### JOB
Nothing in the data should change when you return it, but leave the pictures out.

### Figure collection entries
============================================================

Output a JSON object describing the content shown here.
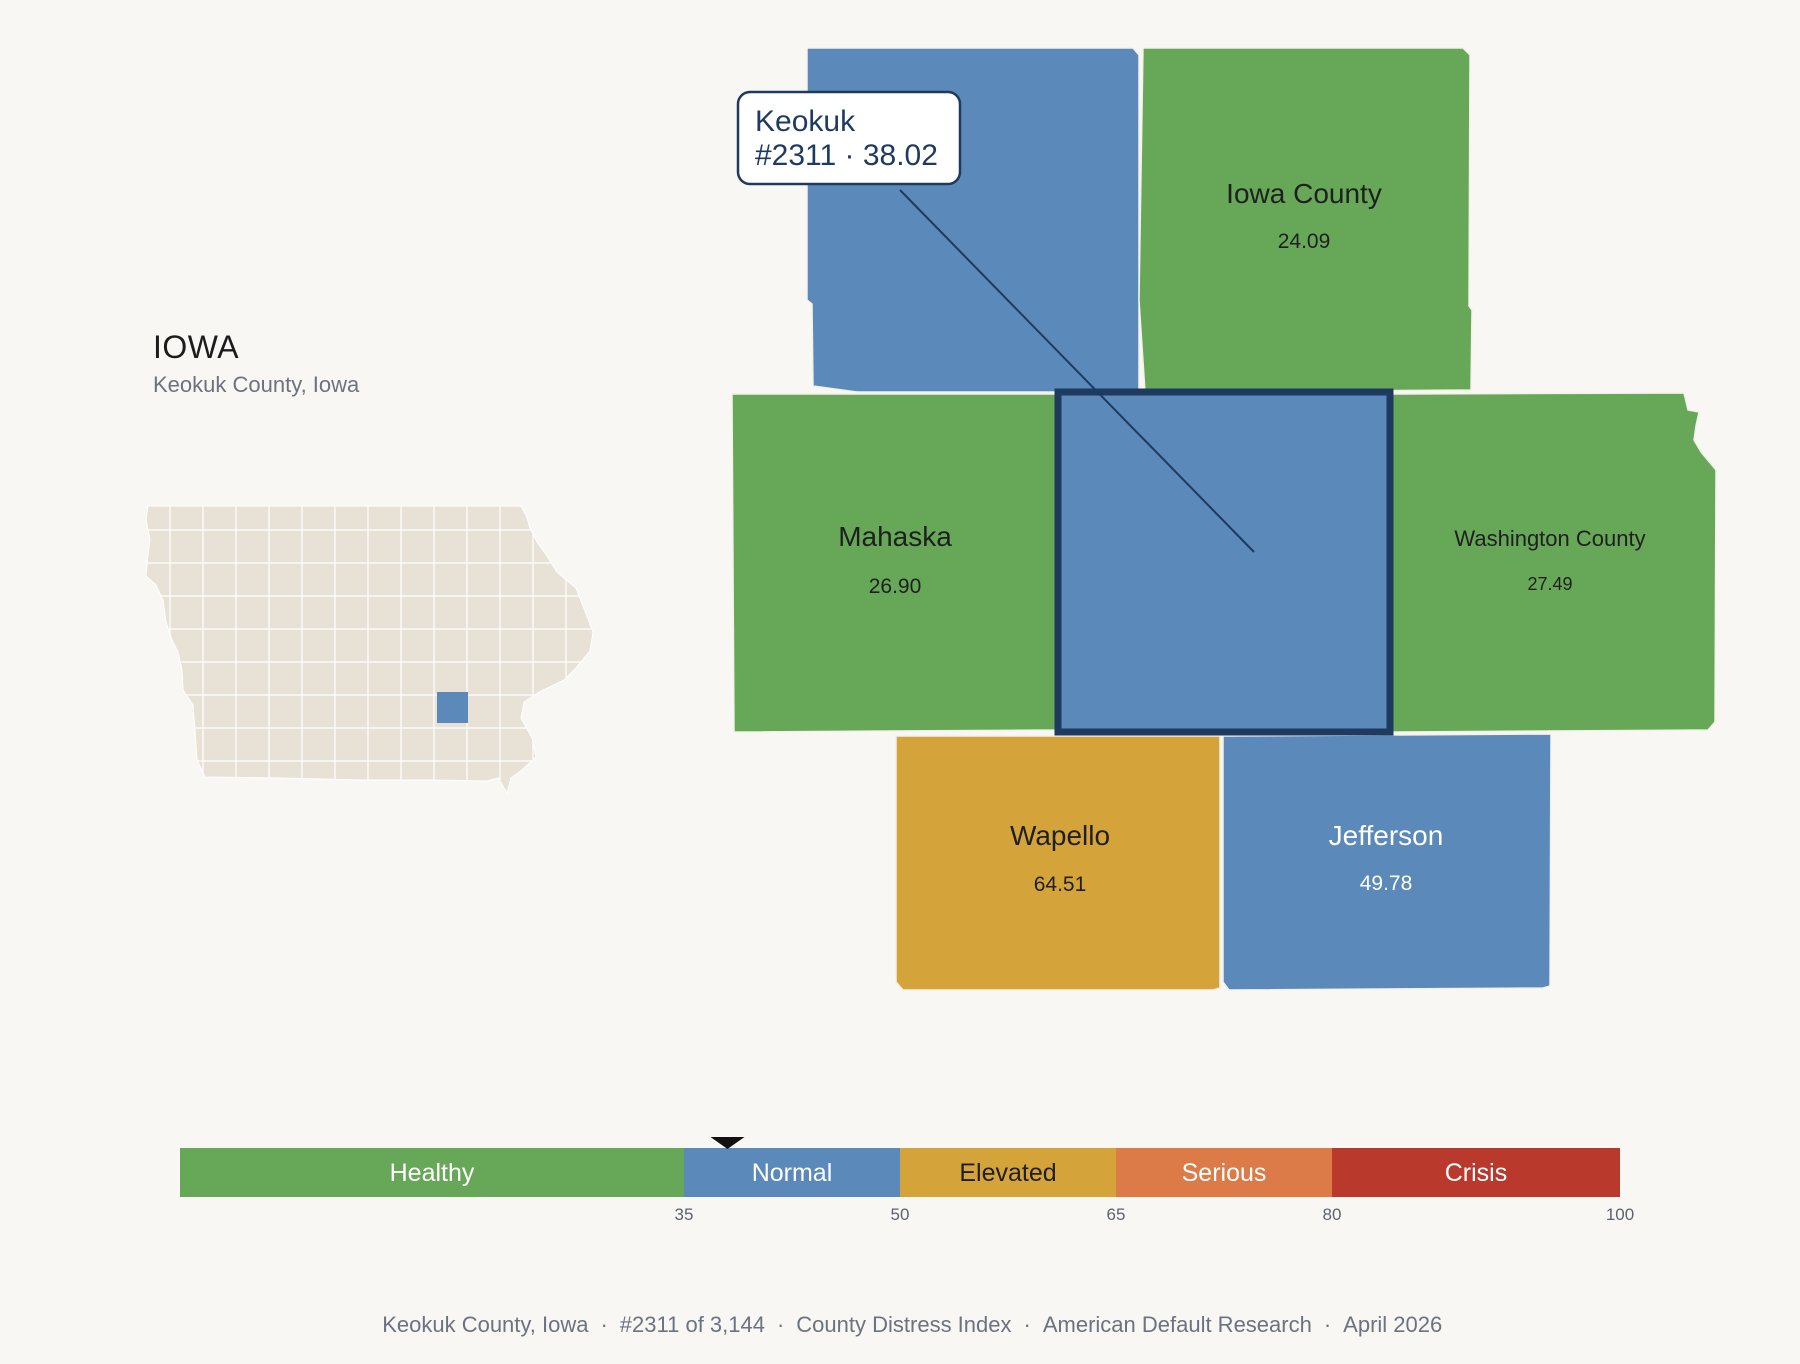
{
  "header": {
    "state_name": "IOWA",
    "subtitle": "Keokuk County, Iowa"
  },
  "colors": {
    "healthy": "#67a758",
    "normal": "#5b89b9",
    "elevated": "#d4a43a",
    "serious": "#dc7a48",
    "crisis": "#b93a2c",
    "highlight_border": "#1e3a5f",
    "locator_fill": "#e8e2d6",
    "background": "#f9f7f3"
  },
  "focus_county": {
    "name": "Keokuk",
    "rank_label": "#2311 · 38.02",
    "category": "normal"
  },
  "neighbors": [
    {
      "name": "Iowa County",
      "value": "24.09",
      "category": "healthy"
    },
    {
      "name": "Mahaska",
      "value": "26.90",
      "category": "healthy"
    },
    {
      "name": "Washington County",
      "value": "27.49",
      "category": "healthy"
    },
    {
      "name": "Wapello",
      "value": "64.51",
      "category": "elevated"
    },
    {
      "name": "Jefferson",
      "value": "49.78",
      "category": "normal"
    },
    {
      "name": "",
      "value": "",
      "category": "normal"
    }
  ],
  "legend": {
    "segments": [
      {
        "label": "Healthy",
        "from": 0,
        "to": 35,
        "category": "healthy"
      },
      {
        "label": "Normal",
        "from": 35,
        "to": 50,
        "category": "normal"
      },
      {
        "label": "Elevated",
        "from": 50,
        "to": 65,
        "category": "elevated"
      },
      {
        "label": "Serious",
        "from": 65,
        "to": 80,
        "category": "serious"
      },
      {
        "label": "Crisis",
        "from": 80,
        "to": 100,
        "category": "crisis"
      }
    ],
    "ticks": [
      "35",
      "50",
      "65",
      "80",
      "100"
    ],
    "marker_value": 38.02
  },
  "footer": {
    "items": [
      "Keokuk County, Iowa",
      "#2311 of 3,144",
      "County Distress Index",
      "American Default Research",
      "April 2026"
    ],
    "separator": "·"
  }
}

============================================================

### RESPONSE FOR THIS EXERCISE
Output a JSON object describing the content shown here.
{
  "header": {
    "state_name": "IOWA",
    "subtitle": "Keokuk County, Iowa"
  },
  "colors": {
    "healthy": "#67a758",
    "normal": "#5b89b9",
    "elevated": "#d4a43a",
    "serious": "#dc7a48",
    "crisis": "#b93a2c",
    "highlight_border": "#1e3a5f",
    "locator_fill": "#e8e2d6",
    "background": "#f9f7f3"
  },
  "focus_county": {
    "name": "Keokuk",
    "rank_label": "#2311 · 38.02",
    "category": "normal"
  },
  "neighbors": [
    {
      "name": "Iowa County",
      "value": "24.09",
      "category": "healthy"
    },
    {
      "name": "Mahaska",
      "value": "26.90",
      "category": "healthy"
    },
    {
      "name": "Washington County",
      "value": "27.49",
      "category": "healthy"
    },
    {
      "name": "Wapello",
      "value": "64.51",
      "category": "elevated"
    },
    {
      "name": "Jefferson",
      "value": "49.78",
      "category": "normal"
    },
    {
      "name": "",
      "value": "",
      "category": "normal"
    }
  ],
  "legend": {
    "segments": [
      {
        "label": "Healthy",
        "from": 0,
        "to": 35,
        "category": "healthy"
      },
      {
        "label": "Normal",
        "from": 35,
        "to": 50,
        "category": "normal"
      },
      {
        "label": "Elevated",
        "from": 50,
        "to": 65,
        "category": "elevated"
      },
      {
        "label": "Serious",
        "from": 65,
        "to": 80,
        "category": "serious"
      },
      {
        "label": "Crisis",
        "from": 80,
        "to": 100,
        "category": "crisis"
      }
    ],
    "ticks": [
      "35",
      "50",
      "65",
      "80",
      "100"
    ],
    "marker_value": 38.02
  },
  "footer": {
    "items": [
      "Keokuk County, Iowa",
      "#2311 of 3,144",
      "County Distress Index",
      "American Default Research",
      "April 2026"
    ],
    "separator": "·"
  }
}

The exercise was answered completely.